▸ **Given task**: Lines containing the word "using" need to be counted. Please reply with how many there are, and nothing else.

(Stored data)
^^^^^^^^
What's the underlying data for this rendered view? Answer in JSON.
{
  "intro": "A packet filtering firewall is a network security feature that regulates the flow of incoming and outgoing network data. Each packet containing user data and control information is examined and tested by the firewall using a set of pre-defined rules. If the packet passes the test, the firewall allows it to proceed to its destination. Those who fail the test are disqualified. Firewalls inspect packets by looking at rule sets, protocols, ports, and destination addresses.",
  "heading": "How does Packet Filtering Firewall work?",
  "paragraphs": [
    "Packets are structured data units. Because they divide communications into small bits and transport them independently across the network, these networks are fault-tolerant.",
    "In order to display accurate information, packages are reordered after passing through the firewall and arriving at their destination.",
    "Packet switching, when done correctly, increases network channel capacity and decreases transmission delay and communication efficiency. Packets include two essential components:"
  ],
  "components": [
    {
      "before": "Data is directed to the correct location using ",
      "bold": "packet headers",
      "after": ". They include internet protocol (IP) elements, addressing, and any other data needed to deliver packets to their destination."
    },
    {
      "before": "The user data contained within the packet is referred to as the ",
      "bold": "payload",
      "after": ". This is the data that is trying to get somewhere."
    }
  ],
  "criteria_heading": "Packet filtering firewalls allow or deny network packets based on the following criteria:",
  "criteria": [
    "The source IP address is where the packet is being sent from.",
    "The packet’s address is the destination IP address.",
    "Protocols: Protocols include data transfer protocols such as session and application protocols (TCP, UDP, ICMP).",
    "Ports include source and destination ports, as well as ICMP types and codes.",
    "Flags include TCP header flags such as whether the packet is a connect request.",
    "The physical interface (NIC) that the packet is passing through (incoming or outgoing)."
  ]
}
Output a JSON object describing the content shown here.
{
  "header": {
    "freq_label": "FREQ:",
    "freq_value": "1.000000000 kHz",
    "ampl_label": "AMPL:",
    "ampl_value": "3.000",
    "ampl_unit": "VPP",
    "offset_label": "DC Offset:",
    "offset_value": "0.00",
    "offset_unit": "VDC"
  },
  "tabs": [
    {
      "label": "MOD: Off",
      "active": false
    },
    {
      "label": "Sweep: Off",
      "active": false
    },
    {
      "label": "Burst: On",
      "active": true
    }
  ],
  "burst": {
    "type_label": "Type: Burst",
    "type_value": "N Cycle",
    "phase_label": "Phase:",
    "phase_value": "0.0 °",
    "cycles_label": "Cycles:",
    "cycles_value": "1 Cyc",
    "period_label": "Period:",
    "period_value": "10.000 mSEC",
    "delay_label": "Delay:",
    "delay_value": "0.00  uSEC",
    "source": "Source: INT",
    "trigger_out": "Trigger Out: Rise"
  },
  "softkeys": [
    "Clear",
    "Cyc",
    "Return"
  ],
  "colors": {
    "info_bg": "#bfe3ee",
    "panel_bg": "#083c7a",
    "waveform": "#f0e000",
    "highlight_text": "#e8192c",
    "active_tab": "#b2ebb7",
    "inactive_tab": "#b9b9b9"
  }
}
^^^^^^^^
▸ **Task answer**: 2